> [EXERCISE AIM] Reproduce verbatim the lines of the records below, starting at the line containing "- x-tick-label-0: 0: [387, 563, 397, 582]" and ending at the line containing "- colorbar-label-0.05: 0.05: [315, 651, 347, 668]", with both of those lines included.
## Start RECORDS TO USE
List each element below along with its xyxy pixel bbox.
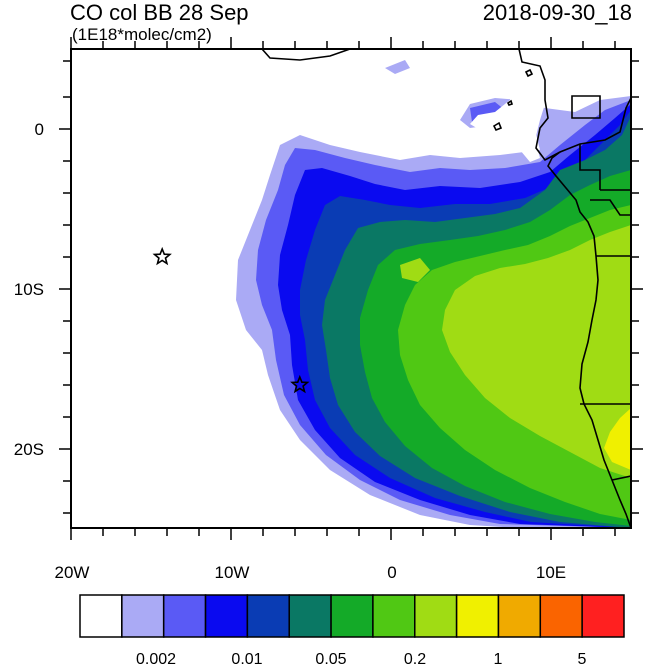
- x-tick-label-0: 0: [387, 563, 397, 582]
- co-contour-lavender-patch: [385, 60, 410, 74]
- colorbar-swatch-8: [414, 594, 458, 638]
- island-small-2: [492, 121, 503, 132]
- colorbar-label-0.2: 0.2: [403, 651, 427, 668]
- island-small-3: [506, 99, 514, 106]
- star-marker-west: [152, 246, 172, 266]
- x-tick-label-10e: 10E: [535, 563, 567, 582]
- colorbar-swatch-0: [79, 594, 123, 638]
- land-north-nodata: [470, 49, 631, 162]
- x-tick-label-20w: 20W: [54, 563, 90, 582]
- map-datetime: 2018-09-30_18: [482, 0, 632, 25]
- colorbar-swatch-7: [372, 594, 416, 638]
- co-contour-yellow: [604, 408, 631, 470]
- colorbar: [79, 594, 625, 638]
- colorbar-swatch-10: [497, 594, 542, 638]
- colorbar-swatch-1: [121, 594, 165, 638]
- co-column-field: [236, 49, 631, 528]
- island-small-1: [524, 68, 534, 78]
- coastline-gulf: [547, 151, 631, 528]
- map-units: (1E18*molec/cm2): [72, 25, 212, 44]
- coastline-borders: [261, 49, 631, 528]
- map-title: CO col BB 28 Sep: [70, 0, 249, 25]
- colorbar-swatch-3: [204, 594, 249, 638]
- x-tick-label-10w: 10W: [214, 563, 250, 582]
- colorbar-label-0.01: 0.01: [231, 651, 263, 668]
- colorbar-label-1: 1: [493, 651, 503, 668]
- co-contour-yellow-green-patch: [400, 258, 430, 282]
- co-contour-yellow-green: [442, 225, 631, 478]
- star-marker-east: [290, 374, 310, 394]
- colorbar-swatch-6: [330, 594, 374, 638]
- y-tick-label-20s: 20S: [13, 440, 44, 459]
- colorbar-swatch-4: [246, 594, 290, 638]
- colorbar-swatch-2: [162, 594, 207, 638]
- border-lines: [571, 95, 631, 481]
- coastline-west-africa: [518, 49, 631, 162]
- colorbar-swatch-9: [455, 594, 500, 638]
- tick-marks: [59, 37, 643, 540]
- colorbar-swatch-5: [288, 594, 332, 638]
- coastline-africa: [261, 49, 351, 61]
- station-markers: [152, 246, 310, 394]
- colorbar-swatch-12: [581, 594, 625, 638]
- colorbar-label-0.002: 0.002: [135, 651, 177, 668]
- colorbar-swatch-11: [539, 594, 583, 638]
- y-tick-label-0: 0: [34, 120, 44, 139]
- colorbar-label-0.05: 0.05: [315, 651, 347, 668]
- colorbar-label-5: 5: [577, 651, 587, 668]
- y-tick-label-10s: 10S: [13, 280, 44, 299]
## End RECORDS TO USE
> [COMPLETED EXERCISE]
- x-tick-label-0: 0: [387, 563, 397, 582]
- co-contour-lavender-patch: [385, 60, 410, 74]
- colorbar-swatch-8: [414, 594, 458, 638]
- island-small-2: [492, 121, 503, 132]
- colorbar-label-0.2: 0.2: [403, 651, 427, 668]
- island-small-3: [506, 99, 514, 106]
- star-marker-west: [152, 246, 172, 266]
- x-tick-label-10e: 10E: [535, 563, 567, 582]
- colorbar-swatch-0: [79, 594, 123, 638]
- land-north-nodata: [470, 49, 631, 162]
- x-tick-label-20w: 20W: [54, 563, 90, 582]
- map-datetime: 2018-09-30_18: [482, 0, 632, 25]
- colorbar-swatch-7: [372, 594, 416, 638]
- co-contour-yellow: [604, 408, 631, 470]
- colorbar: [79, 594, 625, 638]
- colorbar-swatch-10: [497, 594, 542, 638]
- colorbar-swatch-1: [121, 594, 165, 638]
- co-column-field: [236, 49, 631, 528]
- island-small-1: [524, 68, 534, 78]
- coastline-gulf: [547, 151, 631, 528]
- map-units: (1E18*molec/cm2): [72, 25, 212, 44]
- coastline-borders: [261, 49, 631, 528]
- map-title: CO col BB 28 Sep: [70, 0, 249, 25]
- colorbar-swatch-3: [204, 594, 249, 638]
- x-tick-label-10w: 10W: [214, 563, 250, 582]
- colorbar-label-0.01: 0.01: [231, 651, 263, 668]
- colorbar-label-1: 1: [493, 651, 503, 668]
- co-contour-yellow-green-patch: [400, 258, 430, 282]
- co-contour-yellow-green: [442, 225, 631, 478]
- star-marker-east: [290, 374, 310, 394]
- colorbar-swatch-6: [330, 594, 374, 638]
- y-tick-label-20s: 20S: [13, 440, 44, 459]
- colorbar-swatch-4: [246, 594, 290, 638]
- colorbar-swatch-2: [162, 594, 207, 638]
- border-lines: [571, 95, 631, 481]
- coastline-west-africa: [518, 49, 631, 162]
- colorbar-swatch-9: [455, 594, 500, 638]
- tick-marks: [59, 37, 643, 540]
- colorbar-swatch-5: [288, 594, 332, 638]
- coastline-africa: [261, 49, 351, 61]
- station-markers: [152, 246, 310, 394]
- colorbar-swatch-12: [581, 594, 625, 638]
- colorbar-label-0.002: 0.002: [135, 651, 177, 668]
- colorbar-swatch-11: [539, 594, 583, 638]
- y-tick-label-0: 0: [34, 120, 44, 139]
- colorbar-label-0.05: 0.05: [315, 651, 347, 668]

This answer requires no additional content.